- SHORT TASK
Below are the records; locate each line with the word "phải" and copy it.

- SUPPLIED RECORDS

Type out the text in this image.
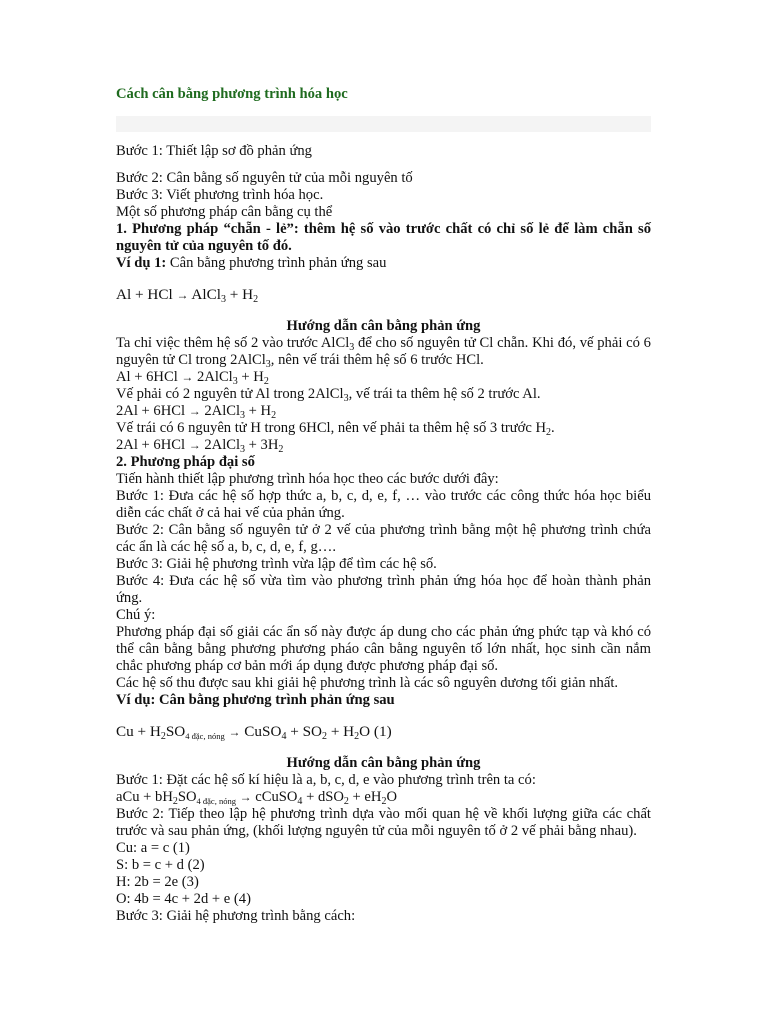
Cách cân bằng phương trình hóa học

Bước 1: Thiết lập sơ đồ phản ứng

Bước 2: Cân bằng số nguyên tử của mỗi nguyên tố

Bước 3: Viết phương trình hóa học.

Một số phương pháp cân bằng cụ thể

1. Phương pháp “chẵn - lẻ”: thêm hệ số vào trước chất có chỉ số lẻ để làm chẵn số nguyên tử của nguyên tố đó.

Ví dụ 1: Cân bằng phương trình phản ứng sau

Al + HCl → AlCl$_3$ + $H_2$

Hướng dẫn cân bằng phản ứng

Ta chỉ việc thêm hệ số 2 vào trước AlCl$_3$ để cho số nguyên tử Cl chẵn. Khi đó, vế phải có 6 nguyên tử Cl trong 2AlCl$_3$, nên vế trái thêm hệ số 6 trước HCl.

Al + 6HCl → 2AlCl$_3$ + $H_2$

Vế phải có 2 nguyên tử Al trong 2AlCl$_3$, vế trái ta thêm hệ số 2 trước Al.

2Al + 6HCl → 2AlCl$_3$ + $H_2$

Vế trái có 6 nguyên tử H trong 6HCl, nên vế phải ta thêm hệ số 3 trước $H_2$.

2Al + 6HCl → 2AlCl$_3$ + $3H_2$

2. Phương pháp đại số

Tiến hành thiết lập phương trình hóa học theo các bước dưới đây:

Bước 1: Đưa các hệ số hợp thức a, b, c, d, e, f, … vào trước các công thức hóa học biểu diễn các chất ở cả hai vế của phản ứng.

Bước 2: Cân bằng số nguyên tử ở 2 vế của phương trình bằng một hệ phương trình chứa các ẩn là các hệ số a, b, c, d, e, f, g….

Bước 3: Giải hệ phương trình vừa lập để tìm các hệ số.

Bước 4: Đưa các hệ số vừa tìm vào phương trình phản ứng hóa học để hoàn thành phản ứng.

Chú ý:

Phương pháp đại số giải các ẩn số này được áp dung cho các phản ứng phức tạp và khó có thể cân bằng bằng phương phương pháo cân bằng nguyên tố lớn nhất, học sinh cần nắm chắc phương pháp cơ bản mới áp dụng được phương pháp đại số.

Các hệ số thu được sau khi giải hệ phương trình là các sô nguyên dương tối giản nhất.

Ví dụ: Cân bằng phương trình phản ứng sau

$Cu + H_2SO_{4 đặc, nóng}$ → CuSO$_4$ + $SO_2 + H_2O$ (1)

Hướng dẫn cân bằng phản ứng

Bước 1: Đặt các hệ số kí hiệu là a, b, c, d, e vào phương trình trên ta có:

aCu + $bH_2SO_{4 đặc, nóng}$ → cCuSO$_4$ + $dSO_2 + eH_2O$

Bước 2: Tiếp theo lập hệ phương trình dựa vào mối quan hệ về khối lượng giữa các chất trước và sau phản ứng, (khối lượng nguyên tử của mỗi nguyên tố ở 2 vế phải bằng nhau).

Cu: a = c (1)

S: b = c + d (2)

H: 2b = 2e (3)

O: 4b = 4c + 2d + e (4)

Bước 3: Giải hệ phương trình bằng cách:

- ANSWER IN FULL
Ta chỉ việc thêm hệ số 2 vào trước AlCl$_3$ để cho số nguyên tử Cl chẵn. Khi đó, vế phải có 6 nguyên tử Cl trong 2AlCl$_3$, nên vế trái thêm hệ số 6 trước HCl.
Vế phải có 2 nguyên tử Al trong 2AlCl$_3$, vế trái ta thêm hệ số 2 trước Al.
Vế trái có 6 nguyên tử H trong 6HCl, nên vế phải ta thêm hệ số 3 trước $H_2$.
Bước 2: Tiếp theo lập hệ phương trình dựa vào mối quan hệ về khối lượng giữa các chất trước và sau phản ứng, (khối lượng nguyên tử của mỗi nguyên tố ở 2 vế phải bằng nhau).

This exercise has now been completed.